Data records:
* begin *

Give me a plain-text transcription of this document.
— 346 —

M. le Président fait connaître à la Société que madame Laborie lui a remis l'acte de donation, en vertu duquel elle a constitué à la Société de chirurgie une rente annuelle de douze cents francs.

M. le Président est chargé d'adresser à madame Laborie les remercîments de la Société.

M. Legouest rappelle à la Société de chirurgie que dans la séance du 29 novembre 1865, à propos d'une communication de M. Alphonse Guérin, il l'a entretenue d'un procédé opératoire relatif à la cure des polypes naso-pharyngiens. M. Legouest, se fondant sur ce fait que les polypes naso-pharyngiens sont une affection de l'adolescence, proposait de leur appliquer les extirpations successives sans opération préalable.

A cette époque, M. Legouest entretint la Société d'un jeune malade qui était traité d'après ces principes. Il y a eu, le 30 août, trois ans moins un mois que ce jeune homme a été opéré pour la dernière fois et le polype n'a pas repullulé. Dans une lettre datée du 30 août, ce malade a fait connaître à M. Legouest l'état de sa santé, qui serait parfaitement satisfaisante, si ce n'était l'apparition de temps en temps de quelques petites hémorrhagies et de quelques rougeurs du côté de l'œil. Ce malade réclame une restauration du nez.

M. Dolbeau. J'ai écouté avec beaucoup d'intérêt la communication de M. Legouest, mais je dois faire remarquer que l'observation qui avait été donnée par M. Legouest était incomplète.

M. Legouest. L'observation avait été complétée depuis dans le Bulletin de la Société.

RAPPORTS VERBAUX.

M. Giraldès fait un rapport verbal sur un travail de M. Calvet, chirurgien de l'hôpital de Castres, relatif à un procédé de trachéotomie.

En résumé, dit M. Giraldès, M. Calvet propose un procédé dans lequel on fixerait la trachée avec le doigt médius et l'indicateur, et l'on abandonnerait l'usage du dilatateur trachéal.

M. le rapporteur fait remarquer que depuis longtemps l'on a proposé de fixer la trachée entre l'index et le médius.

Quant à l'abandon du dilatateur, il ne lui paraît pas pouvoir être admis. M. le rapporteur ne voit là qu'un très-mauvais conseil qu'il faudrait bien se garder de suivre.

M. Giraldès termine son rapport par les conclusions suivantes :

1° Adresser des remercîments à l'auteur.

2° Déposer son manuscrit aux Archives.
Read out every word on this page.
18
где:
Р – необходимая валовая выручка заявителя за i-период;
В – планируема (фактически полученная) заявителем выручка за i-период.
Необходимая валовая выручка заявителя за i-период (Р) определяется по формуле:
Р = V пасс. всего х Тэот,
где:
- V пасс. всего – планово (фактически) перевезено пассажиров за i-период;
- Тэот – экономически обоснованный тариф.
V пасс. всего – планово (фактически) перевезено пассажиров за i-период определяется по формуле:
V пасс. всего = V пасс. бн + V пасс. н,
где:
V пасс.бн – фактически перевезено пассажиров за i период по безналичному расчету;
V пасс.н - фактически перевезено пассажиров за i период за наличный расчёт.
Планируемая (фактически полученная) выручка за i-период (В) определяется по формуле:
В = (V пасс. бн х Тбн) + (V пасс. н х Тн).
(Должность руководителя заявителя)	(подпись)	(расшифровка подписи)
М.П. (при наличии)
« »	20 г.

* end *

= Exercise goal =
Repeat exactly the lines from the line containing "Read out every word on this page." through the end of the listing above; both boundary lines are part of the output.

= Completed task =
Read out every word on this page.
18
где:
Р – необходимая валовая выручка заявителя за i-период;
В – планируема (фактически полученная) заявителем выручка за i-период.
Необходимая валовая выручка заявителя за i-период (Р) определяется по формуле:
Р = V пасс. всего х Тэот,
где:
- V пасс. всего – планово (фактически) перевезено пассажиров за i-период;
- Тэот – экономически обоснованный тариф.
V пасс. всего – планово (фактически) перевезено пассажиров за i-период определяется по формуле:
V пасс. всего = V пасс. бн + V пасс. н,
где:
V пасс.бн – фактически перевезено пассажиров за i период по безналичному расчету;
V пасс.н - фактически перевезено пассажиров за i период за наличный расчёт.
Планируемая (фактически полученная) выручка за i-период (В) определяется по формуле:
В = (V пасс. бн х Тбн) + (V пасс. н х Тн).
(Должность руководителя заявителя)	(подпись)	(расшифровка подписи)
М.П. (при наличии)
« »	20 г.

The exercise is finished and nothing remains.